** Start of Entries supplied **

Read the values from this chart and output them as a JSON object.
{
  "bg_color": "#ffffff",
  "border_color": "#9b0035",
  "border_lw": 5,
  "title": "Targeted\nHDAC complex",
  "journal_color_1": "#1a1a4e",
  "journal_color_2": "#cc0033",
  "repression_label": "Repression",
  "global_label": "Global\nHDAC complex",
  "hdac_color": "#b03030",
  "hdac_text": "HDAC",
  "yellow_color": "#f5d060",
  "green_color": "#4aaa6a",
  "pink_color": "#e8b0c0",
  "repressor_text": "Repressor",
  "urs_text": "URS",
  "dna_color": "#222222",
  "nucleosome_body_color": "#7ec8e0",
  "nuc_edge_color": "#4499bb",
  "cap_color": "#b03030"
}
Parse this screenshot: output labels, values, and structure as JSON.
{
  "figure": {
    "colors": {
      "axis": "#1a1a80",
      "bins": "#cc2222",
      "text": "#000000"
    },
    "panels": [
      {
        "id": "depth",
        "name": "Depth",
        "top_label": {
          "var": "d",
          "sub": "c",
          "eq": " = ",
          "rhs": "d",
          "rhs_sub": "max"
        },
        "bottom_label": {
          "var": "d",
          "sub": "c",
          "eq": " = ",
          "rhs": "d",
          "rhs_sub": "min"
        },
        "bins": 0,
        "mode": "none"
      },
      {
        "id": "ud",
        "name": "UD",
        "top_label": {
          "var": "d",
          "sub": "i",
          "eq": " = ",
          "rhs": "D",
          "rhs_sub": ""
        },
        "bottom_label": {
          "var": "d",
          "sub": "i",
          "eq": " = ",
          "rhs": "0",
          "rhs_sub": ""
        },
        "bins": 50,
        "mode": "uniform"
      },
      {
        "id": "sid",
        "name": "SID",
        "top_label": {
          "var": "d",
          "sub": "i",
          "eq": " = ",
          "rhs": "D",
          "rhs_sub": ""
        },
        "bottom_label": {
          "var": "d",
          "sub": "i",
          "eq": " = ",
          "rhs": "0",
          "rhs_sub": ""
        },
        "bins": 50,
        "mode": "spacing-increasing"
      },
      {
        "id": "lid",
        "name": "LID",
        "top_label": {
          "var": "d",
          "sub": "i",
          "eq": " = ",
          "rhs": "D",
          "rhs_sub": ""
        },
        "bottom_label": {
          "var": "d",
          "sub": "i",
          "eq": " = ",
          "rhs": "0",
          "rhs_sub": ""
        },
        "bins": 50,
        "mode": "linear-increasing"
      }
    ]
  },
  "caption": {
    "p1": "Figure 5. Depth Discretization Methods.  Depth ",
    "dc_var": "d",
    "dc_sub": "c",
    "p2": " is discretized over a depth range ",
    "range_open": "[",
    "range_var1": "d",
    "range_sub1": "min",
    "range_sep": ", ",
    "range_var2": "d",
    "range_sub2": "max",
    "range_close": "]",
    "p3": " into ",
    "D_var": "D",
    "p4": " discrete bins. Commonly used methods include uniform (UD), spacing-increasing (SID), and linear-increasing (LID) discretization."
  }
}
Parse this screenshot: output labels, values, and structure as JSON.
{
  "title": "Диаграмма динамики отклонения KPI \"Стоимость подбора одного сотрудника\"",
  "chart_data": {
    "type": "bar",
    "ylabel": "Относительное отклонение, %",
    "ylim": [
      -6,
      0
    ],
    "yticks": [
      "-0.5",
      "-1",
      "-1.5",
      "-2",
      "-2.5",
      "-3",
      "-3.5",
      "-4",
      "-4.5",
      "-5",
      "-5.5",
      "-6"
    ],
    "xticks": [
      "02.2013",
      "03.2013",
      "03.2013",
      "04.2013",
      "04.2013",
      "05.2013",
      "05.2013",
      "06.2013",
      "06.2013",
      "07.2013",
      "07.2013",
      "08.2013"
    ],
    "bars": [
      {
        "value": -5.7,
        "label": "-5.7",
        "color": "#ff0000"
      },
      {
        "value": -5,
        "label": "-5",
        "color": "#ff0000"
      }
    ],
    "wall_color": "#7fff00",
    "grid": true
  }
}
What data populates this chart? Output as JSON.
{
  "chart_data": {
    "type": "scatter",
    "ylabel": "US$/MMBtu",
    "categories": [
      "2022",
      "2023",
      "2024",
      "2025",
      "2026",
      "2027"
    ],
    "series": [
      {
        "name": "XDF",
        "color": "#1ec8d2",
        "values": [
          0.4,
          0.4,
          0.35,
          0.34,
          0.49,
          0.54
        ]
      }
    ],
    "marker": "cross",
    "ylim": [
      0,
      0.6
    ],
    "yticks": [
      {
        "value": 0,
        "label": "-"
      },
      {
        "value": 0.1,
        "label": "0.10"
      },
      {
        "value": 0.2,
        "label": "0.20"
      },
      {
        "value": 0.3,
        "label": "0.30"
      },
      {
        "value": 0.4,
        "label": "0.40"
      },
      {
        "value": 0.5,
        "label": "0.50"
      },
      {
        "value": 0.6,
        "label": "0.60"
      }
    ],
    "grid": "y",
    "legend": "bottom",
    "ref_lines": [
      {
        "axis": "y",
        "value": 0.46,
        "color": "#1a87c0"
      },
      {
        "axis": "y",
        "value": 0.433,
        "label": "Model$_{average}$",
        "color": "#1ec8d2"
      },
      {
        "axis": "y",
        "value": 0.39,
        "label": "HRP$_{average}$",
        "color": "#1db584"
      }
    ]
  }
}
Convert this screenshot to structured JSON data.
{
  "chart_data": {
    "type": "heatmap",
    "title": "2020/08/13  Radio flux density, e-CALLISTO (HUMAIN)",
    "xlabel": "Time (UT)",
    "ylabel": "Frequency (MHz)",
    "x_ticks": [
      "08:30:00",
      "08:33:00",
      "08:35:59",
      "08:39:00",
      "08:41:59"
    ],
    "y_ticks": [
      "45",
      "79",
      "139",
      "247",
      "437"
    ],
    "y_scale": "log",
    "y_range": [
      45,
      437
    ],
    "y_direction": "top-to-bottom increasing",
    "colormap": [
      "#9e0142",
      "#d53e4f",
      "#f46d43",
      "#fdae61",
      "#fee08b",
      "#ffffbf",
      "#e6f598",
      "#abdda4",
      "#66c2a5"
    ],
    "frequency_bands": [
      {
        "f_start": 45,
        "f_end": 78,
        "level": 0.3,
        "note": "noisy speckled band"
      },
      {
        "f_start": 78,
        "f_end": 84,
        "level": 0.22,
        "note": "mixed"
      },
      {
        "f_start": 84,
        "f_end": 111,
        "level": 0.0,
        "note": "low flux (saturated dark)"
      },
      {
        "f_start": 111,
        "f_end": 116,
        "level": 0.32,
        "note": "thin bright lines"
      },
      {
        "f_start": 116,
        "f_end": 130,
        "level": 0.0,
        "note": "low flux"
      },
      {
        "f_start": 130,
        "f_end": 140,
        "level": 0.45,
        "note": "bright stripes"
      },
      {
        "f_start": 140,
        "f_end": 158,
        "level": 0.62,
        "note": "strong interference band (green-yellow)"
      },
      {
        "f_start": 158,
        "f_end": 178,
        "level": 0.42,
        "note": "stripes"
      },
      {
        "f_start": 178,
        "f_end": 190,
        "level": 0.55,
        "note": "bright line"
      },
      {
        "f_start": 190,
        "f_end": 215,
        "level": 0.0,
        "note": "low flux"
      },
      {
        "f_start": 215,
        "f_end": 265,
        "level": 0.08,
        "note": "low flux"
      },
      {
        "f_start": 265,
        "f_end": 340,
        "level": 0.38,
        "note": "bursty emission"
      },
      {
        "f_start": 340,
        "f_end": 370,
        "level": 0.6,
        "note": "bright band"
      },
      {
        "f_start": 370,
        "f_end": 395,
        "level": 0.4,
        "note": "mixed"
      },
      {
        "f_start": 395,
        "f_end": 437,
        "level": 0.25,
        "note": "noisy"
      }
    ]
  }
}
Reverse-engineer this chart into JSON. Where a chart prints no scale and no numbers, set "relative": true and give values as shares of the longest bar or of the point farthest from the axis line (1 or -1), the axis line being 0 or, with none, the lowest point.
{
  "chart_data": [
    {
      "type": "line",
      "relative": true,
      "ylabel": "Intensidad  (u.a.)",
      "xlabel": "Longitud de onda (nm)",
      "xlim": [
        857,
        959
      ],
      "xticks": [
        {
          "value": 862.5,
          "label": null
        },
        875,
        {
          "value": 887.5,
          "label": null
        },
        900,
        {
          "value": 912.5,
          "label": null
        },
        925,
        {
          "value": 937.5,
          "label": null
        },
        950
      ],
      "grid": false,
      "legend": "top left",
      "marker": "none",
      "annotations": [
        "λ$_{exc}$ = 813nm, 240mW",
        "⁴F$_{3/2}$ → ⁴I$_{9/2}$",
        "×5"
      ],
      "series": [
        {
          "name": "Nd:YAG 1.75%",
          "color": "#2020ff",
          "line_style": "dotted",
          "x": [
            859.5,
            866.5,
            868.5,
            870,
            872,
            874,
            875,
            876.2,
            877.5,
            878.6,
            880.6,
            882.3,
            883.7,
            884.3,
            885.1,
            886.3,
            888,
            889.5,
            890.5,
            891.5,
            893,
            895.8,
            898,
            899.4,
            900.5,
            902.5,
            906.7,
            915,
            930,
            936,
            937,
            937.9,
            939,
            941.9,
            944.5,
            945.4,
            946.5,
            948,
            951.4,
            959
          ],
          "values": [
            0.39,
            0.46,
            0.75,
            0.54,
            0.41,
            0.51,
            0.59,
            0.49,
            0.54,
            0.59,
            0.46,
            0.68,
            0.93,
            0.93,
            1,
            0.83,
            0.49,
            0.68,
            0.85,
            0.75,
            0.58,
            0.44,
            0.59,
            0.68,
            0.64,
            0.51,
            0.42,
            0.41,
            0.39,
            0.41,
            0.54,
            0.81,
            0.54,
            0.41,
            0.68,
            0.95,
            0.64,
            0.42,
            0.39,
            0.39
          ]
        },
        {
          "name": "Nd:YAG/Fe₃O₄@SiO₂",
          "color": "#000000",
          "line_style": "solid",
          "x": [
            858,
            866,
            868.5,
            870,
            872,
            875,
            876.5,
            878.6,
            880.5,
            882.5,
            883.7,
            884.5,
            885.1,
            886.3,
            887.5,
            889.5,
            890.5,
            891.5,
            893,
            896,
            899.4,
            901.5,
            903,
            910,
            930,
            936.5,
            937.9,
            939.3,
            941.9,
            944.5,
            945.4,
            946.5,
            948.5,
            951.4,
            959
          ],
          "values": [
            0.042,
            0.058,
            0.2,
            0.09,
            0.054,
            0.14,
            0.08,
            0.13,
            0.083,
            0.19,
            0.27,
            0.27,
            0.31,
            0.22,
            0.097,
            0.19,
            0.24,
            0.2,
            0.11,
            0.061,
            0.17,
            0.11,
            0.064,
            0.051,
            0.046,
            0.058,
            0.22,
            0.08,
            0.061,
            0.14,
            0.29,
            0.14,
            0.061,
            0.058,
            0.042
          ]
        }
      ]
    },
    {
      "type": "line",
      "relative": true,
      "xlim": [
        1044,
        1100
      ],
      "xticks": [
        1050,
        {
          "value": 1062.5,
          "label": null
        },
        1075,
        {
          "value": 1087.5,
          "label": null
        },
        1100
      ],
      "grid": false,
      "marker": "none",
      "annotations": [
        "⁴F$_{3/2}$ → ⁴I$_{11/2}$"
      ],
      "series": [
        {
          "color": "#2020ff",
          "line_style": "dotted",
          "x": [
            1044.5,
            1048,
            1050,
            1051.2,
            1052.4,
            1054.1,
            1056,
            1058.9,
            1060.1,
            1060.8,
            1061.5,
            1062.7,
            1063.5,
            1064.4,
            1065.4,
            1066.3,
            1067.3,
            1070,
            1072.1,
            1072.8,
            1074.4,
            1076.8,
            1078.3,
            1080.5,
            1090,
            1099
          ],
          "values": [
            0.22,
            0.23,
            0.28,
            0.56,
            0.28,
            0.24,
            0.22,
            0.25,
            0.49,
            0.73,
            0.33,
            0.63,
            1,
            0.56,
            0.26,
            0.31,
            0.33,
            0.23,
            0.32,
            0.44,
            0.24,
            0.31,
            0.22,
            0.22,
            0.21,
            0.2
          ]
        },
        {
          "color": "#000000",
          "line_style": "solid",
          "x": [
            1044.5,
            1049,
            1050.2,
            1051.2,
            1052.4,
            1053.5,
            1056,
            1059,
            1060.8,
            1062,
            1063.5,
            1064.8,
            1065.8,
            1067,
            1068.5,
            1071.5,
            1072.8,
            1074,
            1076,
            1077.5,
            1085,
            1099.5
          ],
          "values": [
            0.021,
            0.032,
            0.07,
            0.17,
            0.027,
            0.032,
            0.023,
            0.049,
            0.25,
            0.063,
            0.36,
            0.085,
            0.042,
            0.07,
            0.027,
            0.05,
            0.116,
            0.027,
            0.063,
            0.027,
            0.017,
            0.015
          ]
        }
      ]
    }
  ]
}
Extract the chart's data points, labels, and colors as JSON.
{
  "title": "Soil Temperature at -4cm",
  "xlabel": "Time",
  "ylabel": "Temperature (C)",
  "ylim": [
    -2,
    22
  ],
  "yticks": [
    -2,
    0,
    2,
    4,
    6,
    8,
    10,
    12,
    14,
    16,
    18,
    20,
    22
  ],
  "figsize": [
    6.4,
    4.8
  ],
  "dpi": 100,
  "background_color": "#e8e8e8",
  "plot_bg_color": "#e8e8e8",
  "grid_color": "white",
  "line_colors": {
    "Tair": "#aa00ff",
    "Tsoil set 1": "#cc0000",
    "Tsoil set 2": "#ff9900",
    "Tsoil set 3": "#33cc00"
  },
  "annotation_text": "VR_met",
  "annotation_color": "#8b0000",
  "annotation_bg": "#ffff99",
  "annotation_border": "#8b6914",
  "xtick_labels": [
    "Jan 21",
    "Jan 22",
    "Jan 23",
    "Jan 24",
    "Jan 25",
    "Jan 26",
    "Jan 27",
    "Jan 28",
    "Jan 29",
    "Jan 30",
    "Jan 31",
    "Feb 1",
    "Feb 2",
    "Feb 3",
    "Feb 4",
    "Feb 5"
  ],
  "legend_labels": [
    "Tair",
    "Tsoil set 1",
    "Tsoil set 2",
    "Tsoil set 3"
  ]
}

** End of Entries supplied **

• **Goal**: Pick out every line above that contains the word "JSON" and copy it.

• **Response to this exercise**:
Read the values from this chart and output them as a JSON object.
Parse this screenshot: output labels, values, and structure as JSON.
Parse this screenshot: output labels, values, and structure as JSON.
What data populates this chart? Output as JSON.
Convert this screenshot to structured JSON data.
Reverse-engineer this chart into JSON. Where a chart prints no scale and no numbers, set "relative": true and give values as shares of the longest bar or of the point farthest from the axis line (1 or -1), the axis line being 0 or, with none, the lowest point.
Extract the chart's data points, labels, and colors as JSON.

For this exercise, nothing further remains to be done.